# [DIRECTIVE]
Search the data for the string "this" and gather each line it is in.

# [ENTRIES SHOWN]
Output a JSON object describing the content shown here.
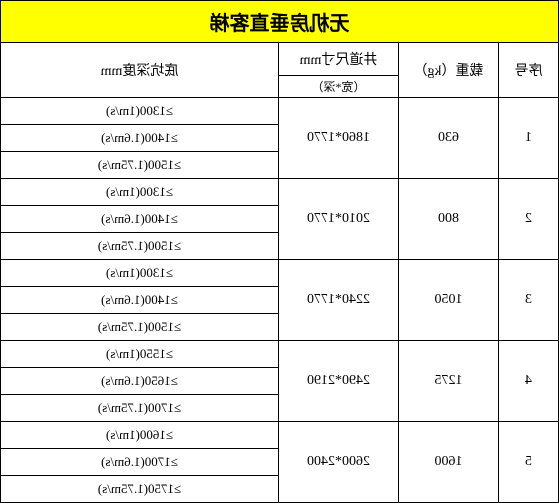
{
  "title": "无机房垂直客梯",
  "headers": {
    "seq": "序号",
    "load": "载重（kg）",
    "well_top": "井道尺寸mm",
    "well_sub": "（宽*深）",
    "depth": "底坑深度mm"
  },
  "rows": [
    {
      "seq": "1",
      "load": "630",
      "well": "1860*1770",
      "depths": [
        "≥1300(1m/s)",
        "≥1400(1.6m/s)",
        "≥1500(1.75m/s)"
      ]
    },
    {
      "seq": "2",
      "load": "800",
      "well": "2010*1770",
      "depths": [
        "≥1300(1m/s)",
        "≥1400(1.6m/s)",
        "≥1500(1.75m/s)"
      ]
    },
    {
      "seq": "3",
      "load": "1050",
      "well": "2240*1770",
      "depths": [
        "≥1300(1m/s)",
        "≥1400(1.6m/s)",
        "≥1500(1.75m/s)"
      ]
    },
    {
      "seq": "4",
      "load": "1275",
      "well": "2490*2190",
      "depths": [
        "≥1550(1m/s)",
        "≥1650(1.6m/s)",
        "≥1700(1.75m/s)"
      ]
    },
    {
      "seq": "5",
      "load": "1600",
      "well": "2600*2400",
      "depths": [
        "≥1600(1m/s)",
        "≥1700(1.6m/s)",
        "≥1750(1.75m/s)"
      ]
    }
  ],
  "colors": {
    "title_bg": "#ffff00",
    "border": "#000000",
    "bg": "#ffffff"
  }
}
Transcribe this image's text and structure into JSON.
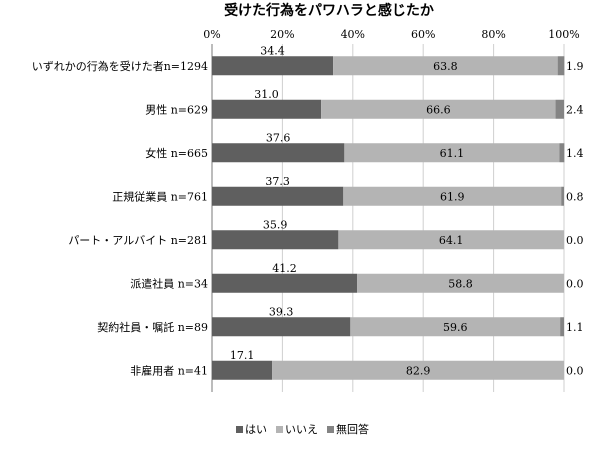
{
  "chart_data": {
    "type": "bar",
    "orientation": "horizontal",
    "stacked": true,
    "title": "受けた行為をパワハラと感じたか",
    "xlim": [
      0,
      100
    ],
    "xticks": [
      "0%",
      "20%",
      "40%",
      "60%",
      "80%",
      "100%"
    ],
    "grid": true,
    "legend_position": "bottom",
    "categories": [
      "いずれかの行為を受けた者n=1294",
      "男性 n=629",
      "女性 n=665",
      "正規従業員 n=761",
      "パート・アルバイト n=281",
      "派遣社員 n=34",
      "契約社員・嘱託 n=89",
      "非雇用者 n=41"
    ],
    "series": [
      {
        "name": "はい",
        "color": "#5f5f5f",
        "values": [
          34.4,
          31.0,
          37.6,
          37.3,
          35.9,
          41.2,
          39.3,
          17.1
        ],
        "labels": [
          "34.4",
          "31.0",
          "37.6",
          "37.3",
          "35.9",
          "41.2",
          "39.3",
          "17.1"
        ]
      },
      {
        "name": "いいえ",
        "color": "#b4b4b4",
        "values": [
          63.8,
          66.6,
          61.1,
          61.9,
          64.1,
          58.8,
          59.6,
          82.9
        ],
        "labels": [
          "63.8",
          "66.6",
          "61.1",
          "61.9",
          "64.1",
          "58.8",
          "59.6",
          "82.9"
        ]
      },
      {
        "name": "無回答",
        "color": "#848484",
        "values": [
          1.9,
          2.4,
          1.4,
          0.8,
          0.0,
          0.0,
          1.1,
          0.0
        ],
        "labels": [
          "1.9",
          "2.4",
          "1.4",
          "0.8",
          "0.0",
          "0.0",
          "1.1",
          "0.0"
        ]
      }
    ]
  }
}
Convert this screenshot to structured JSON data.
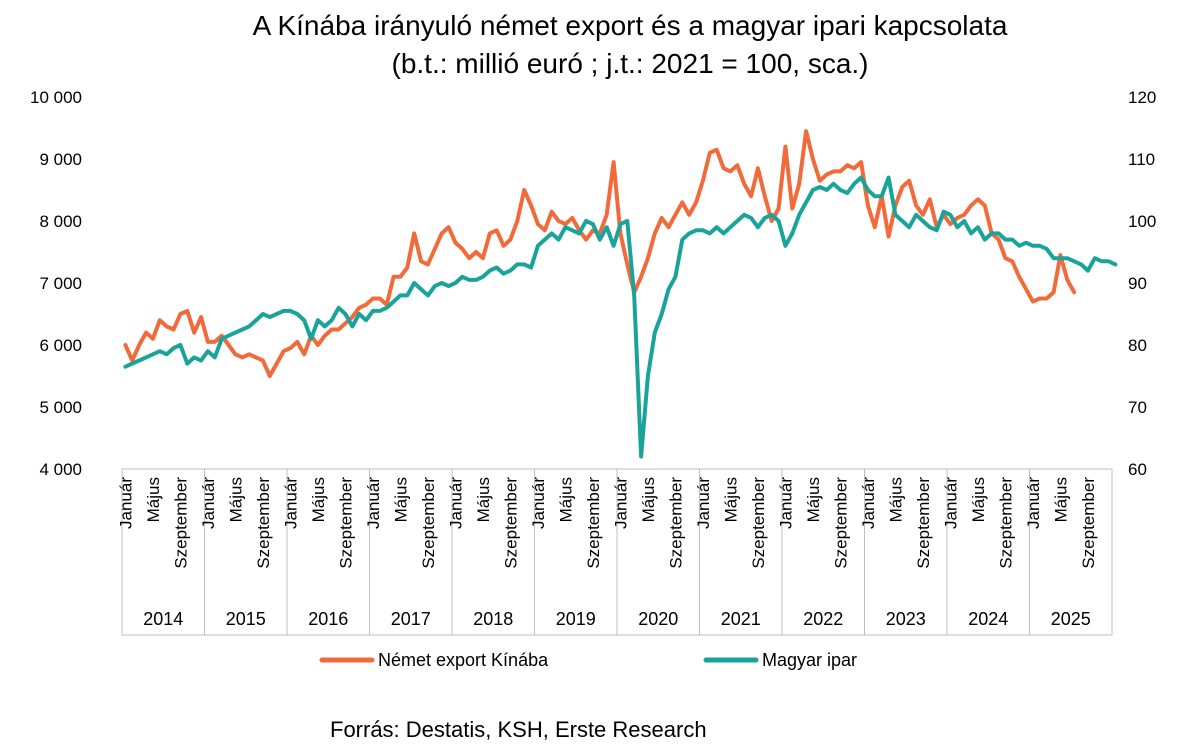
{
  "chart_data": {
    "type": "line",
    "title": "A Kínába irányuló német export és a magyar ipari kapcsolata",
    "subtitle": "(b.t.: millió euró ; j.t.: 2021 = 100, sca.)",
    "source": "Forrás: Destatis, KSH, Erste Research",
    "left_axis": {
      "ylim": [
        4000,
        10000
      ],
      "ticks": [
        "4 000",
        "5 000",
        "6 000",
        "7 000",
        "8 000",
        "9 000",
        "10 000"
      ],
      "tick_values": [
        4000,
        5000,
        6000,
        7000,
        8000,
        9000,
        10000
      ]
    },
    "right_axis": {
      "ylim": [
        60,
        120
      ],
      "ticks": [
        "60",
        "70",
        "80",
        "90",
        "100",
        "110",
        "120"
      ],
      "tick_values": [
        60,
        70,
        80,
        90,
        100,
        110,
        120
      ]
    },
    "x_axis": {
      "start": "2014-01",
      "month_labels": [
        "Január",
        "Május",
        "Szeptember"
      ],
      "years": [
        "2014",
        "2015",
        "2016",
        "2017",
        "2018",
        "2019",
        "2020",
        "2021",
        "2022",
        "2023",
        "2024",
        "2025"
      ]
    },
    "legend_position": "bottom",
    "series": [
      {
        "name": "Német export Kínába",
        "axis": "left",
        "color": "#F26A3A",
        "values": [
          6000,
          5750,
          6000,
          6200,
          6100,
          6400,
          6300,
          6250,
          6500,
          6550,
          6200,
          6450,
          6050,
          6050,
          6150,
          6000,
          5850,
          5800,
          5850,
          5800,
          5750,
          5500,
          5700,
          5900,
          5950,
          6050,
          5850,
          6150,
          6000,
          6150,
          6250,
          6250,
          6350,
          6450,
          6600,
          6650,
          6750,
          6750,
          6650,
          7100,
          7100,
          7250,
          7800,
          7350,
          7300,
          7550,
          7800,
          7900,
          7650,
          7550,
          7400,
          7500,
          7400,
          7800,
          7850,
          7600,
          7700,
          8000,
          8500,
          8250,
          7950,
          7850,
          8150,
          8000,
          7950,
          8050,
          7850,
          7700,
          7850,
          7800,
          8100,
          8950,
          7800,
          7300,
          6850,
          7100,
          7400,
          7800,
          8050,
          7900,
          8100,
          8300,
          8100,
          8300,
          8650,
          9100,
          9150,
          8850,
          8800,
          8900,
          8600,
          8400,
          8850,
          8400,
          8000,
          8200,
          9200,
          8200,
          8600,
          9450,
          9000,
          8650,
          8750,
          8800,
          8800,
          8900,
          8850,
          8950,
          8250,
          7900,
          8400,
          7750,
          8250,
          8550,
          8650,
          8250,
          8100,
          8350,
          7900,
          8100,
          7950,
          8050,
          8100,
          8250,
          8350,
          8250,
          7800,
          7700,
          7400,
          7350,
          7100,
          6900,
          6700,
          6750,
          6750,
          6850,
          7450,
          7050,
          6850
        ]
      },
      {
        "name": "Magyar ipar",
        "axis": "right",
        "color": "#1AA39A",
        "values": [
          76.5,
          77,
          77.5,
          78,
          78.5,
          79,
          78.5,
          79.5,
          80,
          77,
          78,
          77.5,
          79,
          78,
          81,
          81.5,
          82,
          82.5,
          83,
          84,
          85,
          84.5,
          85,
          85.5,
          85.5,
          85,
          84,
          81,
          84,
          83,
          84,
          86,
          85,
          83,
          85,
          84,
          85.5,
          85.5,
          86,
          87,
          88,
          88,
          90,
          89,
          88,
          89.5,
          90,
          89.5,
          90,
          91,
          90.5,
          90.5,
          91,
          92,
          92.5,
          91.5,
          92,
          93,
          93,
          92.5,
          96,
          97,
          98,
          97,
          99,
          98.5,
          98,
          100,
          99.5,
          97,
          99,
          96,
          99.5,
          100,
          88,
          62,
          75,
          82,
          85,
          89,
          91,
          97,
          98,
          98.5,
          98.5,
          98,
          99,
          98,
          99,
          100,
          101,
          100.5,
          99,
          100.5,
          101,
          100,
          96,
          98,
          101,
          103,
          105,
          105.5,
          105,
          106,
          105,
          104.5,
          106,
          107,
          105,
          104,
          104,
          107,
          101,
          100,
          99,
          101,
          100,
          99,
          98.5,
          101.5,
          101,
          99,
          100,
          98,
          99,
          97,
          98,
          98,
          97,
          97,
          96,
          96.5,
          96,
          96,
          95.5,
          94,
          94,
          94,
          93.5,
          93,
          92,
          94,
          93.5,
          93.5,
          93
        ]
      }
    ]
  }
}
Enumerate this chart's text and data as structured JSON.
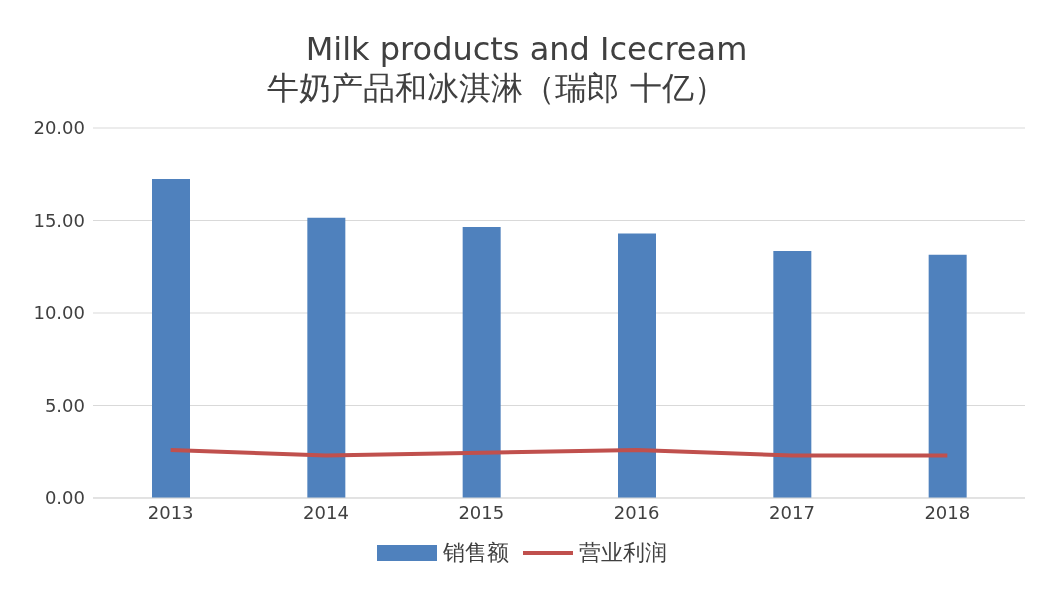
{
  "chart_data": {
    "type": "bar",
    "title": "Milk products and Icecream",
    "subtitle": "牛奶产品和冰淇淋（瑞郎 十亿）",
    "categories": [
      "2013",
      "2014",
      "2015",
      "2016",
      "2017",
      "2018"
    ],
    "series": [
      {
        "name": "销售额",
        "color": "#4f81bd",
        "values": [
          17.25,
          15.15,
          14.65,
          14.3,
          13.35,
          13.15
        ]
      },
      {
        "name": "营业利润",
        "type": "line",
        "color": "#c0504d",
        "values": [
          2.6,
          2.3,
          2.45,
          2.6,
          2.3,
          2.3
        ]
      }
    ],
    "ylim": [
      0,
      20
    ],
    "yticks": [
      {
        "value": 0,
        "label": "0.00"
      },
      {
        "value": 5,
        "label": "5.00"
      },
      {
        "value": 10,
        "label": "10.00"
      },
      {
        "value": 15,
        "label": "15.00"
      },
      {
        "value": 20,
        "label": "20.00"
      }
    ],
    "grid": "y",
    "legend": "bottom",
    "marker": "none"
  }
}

# [THE REPLY]
Transcribe this image's text and structure into JSON.
Convert this screenshot to structured JSON data.
Enumerate this chart's text and data as structured JSON.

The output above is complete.